Determine which lines contain the word "направо", then copy those lines.

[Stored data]
------------------------------------------------

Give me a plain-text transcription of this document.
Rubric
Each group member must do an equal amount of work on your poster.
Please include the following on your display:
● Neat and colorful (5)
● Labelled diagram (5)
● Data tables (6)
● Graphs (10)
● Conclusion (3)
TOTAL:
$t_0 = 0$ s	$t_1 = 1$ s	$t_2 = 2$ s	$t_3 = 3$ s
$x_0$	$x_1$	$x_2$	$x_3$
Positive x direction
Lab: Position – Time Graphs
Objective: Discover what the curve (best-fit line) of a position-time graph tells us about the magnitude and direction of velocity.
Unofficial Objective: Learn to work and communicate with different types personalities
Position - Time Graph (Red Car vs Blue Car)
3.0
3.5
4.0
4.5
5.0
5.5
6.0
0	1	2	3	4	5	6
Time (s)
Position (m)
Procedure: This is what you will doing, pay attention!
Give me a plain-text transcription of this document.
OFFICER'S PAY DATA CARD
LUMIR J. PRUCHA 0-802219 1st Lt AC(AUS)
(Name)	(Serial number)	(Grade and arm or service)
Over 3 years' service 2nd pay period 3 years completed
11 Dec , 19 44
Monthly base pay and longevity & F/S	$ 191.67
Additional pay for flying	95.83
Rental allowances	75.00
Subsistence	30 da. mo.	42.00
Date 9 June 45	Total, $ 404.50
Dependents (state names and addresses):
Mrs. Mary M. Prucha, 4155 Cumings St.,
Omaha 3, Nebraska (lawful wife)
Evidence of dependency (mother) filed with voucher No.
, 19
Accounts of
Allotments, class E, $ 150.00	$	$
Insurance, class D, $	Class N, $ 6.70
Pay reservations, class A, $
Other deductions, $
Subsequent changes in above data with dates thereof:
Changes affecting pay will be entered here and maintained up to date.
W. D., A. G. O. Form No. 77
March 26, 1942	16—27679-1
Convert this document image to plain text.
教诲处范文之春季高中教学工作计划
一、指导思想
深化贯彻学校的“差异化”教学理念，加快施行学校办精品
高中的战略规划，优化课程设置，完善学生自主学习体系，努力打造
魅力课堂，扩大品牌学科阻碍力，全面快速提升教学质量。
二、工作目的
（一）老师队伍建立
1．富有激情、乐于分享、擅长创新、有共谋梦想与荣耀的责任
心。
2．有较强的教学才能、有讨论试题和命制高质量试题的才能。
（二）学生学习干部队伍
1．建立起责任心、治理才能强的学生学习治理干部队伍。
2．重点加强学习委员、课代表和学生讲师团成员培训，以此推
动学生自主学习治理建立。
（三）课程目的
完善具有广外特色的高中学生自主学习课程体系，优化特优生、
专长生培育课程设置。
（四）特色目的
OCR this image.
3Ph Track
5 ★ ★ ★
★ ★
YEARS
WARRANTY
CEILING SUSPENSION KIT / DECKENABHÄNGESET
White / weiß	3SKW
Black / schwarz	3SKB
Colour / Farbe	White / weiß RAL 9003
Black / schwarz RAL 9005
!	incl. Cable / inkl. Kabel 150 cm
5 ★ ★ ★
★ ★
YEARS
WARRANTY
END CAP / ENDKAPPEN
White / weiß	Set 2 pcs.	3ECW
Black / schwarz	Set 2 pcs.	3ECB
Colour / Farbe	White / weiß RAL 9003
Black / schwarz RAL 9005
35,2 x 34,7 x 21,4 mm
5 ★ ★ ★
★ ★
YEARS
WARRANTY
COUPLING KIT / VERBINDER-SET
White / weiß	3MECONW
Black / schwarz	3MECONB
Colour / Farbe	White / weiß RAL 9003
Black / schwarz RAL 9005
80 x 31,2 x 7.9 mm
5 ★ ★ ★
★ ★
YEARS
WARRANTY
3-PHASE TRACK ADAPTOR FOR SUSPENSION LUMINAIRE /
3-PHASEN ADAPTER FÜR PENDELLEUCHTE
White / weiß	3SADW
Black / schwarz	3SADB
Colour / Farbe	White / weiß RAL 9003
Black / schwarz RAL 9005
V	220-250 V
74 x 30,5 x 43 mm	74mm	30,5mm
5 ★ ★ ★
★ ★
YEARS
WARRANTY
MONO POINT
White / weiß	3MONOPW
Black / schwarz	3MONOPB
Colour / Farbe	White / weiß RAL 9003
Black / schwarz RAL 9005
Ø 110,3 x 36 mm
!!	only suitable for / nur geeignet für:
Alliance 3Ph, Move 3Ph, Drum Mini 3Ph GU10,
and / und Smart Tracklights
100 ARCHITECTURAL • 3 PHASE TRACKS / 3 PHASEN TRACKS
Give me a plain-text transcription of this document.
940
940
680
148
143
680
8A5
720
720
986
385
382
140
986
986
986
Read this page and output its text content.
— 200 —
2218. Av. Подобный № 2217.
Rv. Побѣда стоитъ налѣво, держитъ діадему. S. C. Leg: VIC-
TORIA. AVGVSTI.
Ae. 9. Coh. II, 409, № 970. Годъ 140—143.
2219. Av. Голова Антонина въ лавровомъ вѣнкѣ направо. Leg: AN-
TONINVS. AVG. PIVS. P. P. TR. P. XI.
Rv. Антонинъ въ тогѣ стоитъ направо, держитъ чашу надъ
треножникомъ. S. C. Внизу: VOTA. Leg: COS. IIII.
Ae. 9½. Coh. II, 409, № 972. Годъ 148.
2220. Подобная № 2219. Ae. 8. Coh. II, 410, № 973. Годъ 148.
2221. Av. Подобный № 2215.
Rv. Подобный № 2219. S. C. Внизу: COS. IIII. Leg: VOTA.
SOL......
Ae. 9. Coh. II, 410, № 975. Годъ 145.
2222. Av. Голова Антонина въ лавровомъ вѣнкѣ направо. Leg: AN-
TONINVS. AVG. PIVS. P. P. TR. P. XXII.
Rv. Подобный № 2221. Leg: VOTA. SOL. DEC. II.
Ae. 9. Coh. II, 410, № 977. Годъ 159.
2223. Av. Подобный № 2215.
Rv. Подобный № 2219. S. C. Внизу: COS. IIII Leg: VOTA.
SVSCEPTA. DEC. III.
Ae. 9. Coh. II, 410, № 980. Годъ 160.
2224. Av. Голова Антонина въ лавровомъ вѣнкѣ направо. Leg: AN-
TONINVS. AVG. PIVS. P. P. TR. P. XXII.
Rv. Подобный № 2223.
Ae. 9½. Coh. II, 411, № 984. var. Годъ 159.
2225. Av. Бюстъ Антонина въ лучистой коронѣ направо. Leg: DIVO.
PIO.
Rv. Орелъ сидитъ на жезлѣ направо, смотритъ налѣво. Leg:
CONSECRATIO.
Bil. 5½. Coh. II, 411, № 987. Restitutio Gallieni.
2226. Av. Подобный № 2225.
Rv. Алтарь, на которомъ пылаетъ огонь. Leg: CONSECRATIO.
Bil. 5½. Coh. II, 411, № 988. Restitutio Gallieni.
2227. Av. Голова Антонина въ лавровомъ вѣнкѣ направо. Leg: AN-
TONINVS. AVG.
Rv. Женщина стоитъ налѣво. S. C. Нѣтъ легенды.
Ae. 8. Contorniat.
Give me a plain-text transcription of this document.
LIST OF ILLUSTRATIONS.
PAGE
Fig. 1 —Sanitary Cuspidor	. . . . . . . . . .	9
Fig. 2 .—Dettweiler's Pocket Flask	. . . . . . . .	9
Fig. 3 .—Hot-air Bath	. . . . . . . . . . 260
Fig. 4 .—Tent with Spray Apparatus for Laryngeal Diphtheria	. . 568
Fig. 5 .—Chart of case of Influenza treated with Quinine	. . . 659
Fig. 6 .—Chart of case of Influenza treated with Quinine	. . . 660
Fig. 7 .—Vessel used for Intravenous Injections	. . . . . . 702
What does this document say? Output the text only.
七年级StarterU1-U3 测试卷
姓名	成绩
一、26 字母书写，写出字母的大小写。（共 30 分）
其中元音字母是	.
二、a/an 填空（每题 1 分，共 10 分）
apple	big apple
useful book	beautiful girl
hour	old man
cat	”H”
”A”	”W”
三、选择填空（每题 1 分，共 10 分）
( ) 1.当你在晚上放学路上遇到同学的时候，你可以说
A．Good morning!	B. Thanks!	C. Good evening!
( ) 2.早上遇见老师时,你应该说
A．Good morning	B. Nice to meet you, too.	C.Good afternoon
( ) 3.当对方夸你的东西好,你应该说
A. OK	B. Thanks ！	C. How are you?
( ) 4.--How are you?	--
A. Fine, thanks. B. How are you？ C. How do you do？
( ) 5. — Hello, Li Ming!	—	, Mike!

------------------------------------------------

Task result:
2219. Av. Голова Антонина въ лавровомъ вѣнкѣ направо. Leg: AN-
Rv. Антонинъ въ тогѣ стоитъ направо, держитъ чашу надъ
2222. Av. Голова Антонина въ лавровомъ вѣнкѣ направо. Leg: AN-
2224. Av. Голова Антонина въ лавровомъ вѣнкѣ направо. Leg: AN-
2225. Av. Бюстъ Антонина въ лучистой коронѣ направо. Leg: DIVO.
Rv. Орелъ сидитъ на жезлѣ направо, смотритъ налѣво. Leg:
2227. Av. Голова Антонина въ лавровомъ вѣнкѣ направо. Leg: AN-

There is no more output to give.